Task description: Where a line contains the word "square", copy that line in full.

───── Source material

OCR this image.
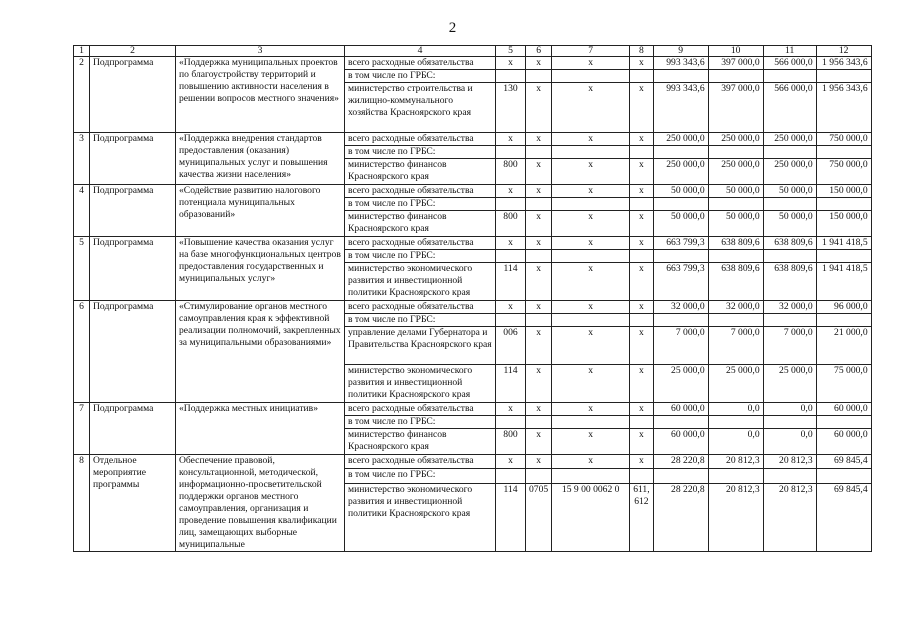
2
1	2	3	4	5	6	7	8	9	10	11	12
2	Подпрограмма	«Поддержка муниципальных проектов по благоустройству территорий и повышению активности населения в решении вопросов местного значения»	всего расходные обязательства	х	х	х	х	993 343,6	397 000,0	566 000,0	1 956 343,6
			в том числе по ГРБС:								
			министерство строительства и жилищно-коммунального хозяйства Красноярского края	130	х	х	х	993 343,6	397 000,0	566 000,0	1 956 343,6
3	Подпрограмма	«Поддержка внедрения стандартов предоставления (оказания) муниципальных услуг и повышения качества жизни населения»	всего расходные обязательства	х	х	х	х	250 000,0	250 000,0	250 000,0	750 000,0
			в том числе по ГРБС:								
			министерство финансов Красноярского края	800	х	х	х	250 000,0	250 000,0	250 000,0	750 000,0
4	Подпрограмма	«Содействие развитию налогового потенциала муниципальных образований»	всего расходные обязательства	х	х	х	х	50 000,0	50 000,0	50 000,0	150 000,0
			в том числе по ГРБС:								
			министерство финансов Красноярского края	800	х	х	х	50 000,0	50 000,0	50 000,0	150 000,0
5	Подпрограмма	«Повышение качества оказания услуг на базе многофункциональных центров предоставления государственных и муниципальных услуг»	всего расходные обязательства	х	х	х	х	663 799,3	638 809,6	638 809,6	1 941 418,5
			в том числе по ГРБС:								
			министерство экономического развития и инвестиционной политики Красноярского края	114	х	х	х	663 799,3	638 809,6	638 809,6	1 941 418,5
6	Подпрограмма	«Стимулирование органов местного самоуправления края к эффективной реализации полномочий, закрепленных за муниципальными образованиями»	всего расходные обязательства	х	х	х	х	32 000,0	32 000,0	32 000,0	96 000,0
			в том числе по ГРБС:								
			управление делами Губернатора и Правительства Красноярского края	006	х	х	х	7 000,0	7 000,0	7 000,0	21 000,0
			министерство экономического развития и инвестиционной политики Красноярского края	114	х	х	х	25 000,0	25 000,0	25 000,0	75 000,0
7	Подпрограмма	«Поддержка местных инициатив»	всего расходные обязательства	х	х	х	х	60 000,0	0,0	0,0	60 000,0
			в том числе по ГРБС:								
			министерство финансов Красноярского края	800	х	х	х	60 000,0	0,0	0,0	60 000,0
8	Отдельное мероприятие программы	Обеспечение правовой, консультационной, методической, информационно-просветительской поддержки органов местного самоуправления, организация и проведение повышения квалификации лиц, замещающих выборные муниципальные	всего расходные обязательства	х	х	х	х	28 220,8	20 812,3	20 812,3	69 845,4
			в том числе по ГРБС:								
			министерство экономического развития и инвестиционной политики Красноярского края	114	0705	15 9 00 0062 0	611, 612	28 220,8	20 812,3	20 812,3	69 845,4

──────────
───── Source material

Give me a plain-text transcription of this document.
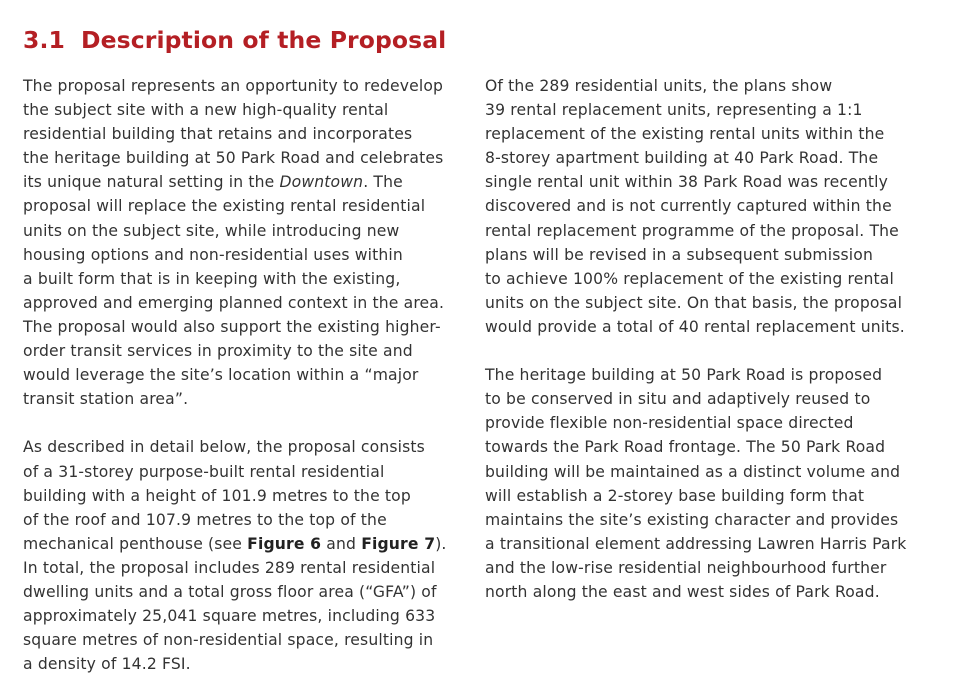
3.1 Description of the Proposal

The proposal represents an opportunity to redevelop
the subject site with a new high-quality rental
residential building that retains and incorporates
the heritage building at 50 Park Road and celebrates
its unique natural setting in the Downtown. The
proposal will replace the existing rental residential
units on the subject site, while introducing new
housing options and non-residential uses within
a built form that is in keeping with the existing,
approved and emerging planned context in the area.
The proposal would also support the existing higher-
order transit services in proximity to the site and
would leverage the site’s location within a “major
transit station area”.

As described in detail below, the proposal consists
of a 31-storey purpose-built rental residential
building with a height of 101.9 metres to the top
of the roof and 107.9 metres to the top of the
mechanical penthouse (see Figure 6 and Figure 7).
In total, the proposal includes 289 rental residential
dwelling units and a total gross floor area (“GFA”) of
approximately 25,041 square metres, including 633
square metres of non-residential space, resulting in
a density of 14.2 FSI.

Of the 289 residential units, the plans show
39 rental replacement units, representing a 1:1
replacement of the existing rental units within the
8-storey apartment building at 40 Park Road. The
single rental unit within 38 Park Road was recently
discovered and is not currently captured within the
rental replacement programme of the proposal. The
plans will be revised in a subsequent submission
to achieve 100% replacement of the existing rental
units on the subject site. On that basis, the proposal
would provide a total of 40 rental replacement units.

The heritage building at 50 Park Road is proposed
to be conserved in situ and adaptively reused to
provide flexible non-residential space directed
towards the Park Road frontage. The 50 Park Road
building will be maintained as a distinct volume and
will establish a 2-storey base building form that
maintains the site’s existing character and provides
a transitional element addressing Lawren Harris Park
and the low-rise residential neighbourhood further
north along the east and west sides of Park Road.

──────────

Result for this task:
approximately 25,041 square metres, including 633
square metres of non-residential space, resulting in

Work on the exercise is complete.